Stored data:
· · · · · · ·

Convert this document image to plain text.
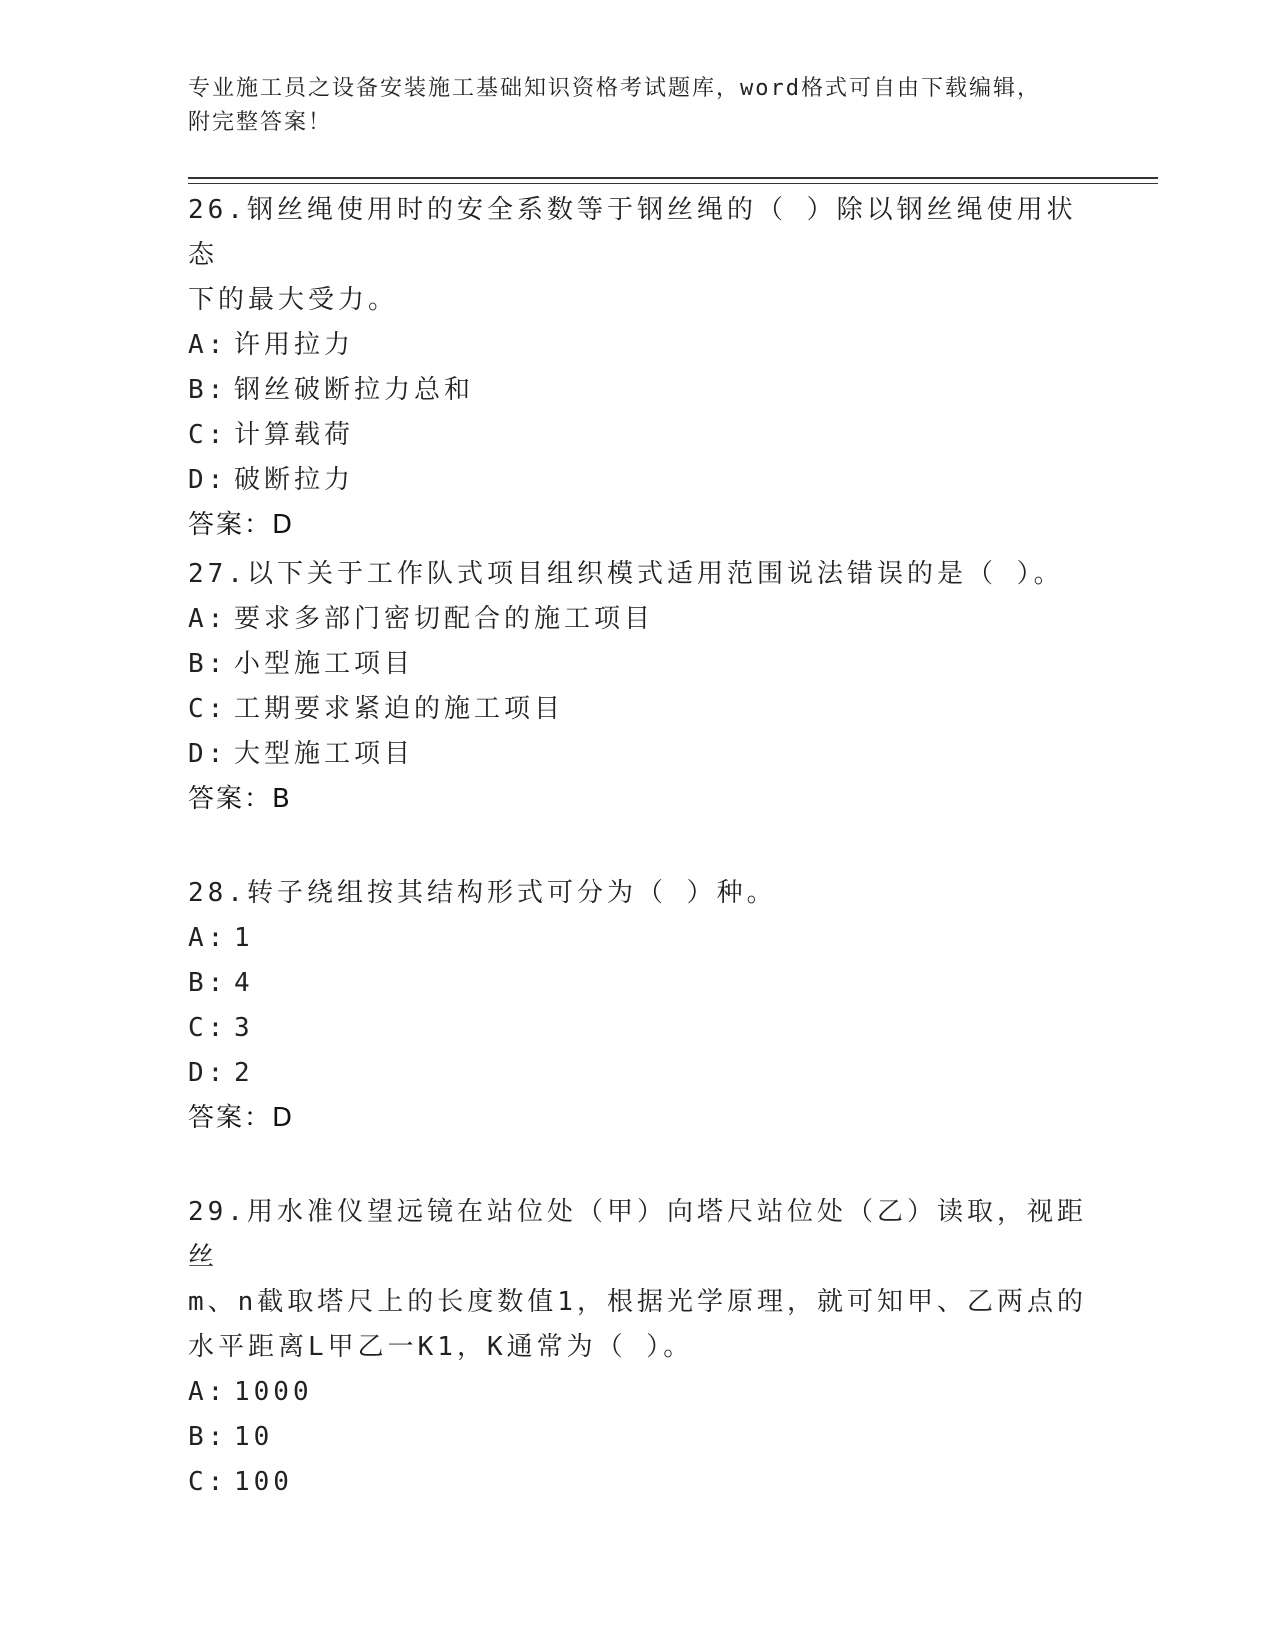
专业施工员之设备安装施工基础知识资格考试题库，word格式可自由下载编辑，
附完整答案！

26.钢丝绳使用时的安全系数等于钢丝绳的（ ）除以钢丝绳使用状态

下的最大受力。

A: 许用拉力

B: 钢丝破断拉力总和

C: 计算载荷

D: 破断拉力

答案：D

27.以下关于工作队式项目组织模式适用范围说法错误的是（ ）。

A: 要求多部门密切配合的施工项目

B: 小型施工项目

C: 工期要求紧迫的施工项目

D: 大型施工项目

答案：B

28.转子绕组按其结构形式可分为（ ）种。

A: 1

B: 4

C: 3

D: 2

答案：D

29.用水准仪望远镜在站位处（甲）向塔尺站位处（乙）读取，视距丝

m、n截取塔尺上的长度数值1，根据光学原理，就可知甲、乙两点的

水平距离L甲乙一K1，K通常为（ ）。

A: 1000

B: 10

C: 100
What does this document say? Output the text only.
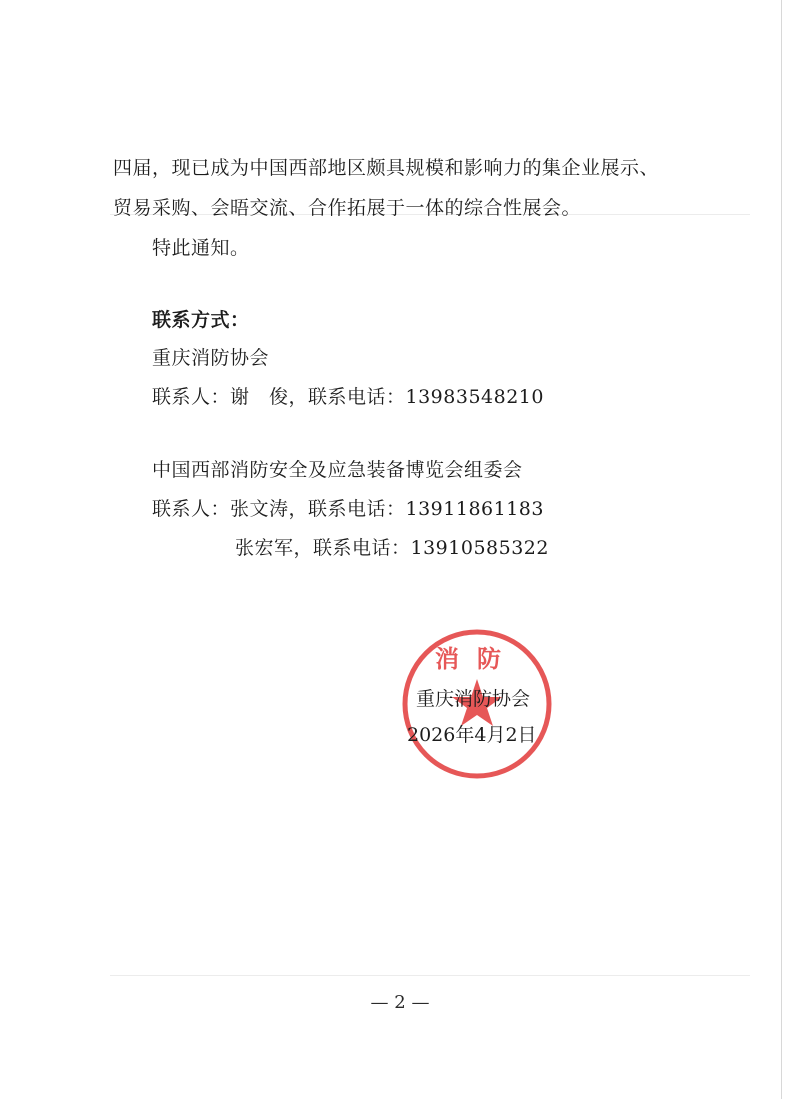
四届，现已成为中国西部地区颇具规模和影响力的集企业展示、
贸易采购、会晤交流、合作拓展于一体的综合性展会。
特此通知。
联系方式：
重庆消防协会
联系人：谢　俊，联系电话：13983548210
中国西部消防安全及应急装备博览会组委会
联系人：张文涛，联系电话：13911861183
张宏军，联系电话：13910585322
消防
重庆消防协会
2026年4月2日
— 2 —
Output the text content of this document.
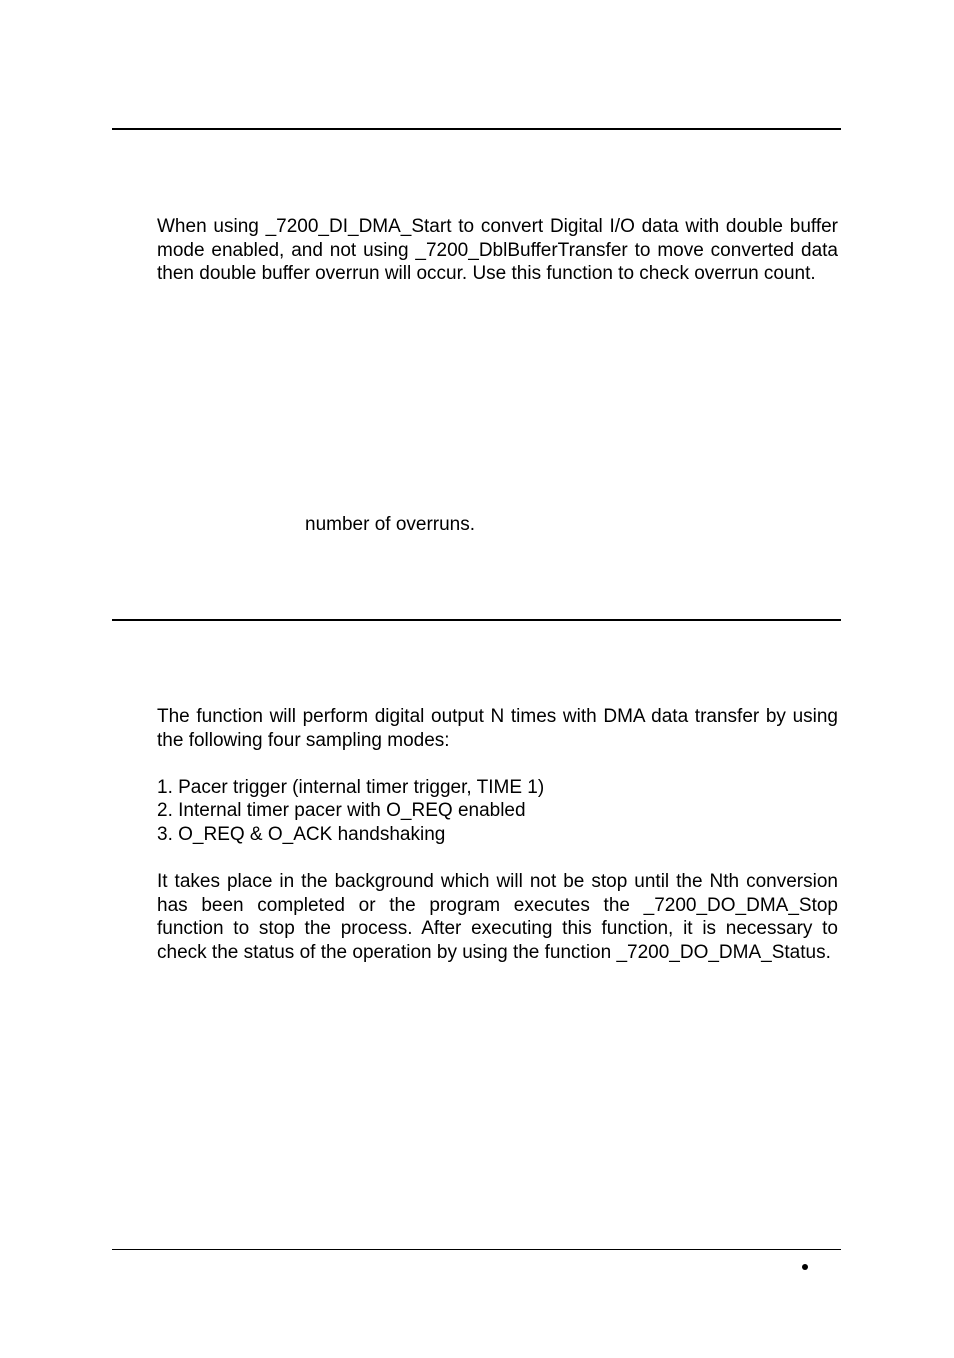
When using _7200_DI_DMA_Start to convert Digital I/O data with double buffer mode enabled, and not using _7200_DblBufferTransfer to move converted data then double buffer overrun will occur. Use this function to check overrun count.

number of overruns.

The function will perform digital output N times with DMA data transfer by using the following four sampling modes:

1. Pacer trigger (internal timer trigger, TIME 1)
2. Internal timer pacer with O_REQ enabled
3. O_REQ & O_ACK handshaking

It takes place in the background which will not be stop until the Nth conversion has been completed or the program executes the _7200_DO_DMA_Stop function to stop the process. After executing this function, it is necessary to check the status of the operation by using the function _7200_DO_DMA_Status.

· · · · · · ·

GIVEN REQUEST: Show the lines that mention the word "联系电话".

RESULT FOR THIS EXERCISE:
联系人：谢　俊，联系电话：13983548210
联系人：张文涛，联系电话：13911861183
张宏军，联系电话：13910585322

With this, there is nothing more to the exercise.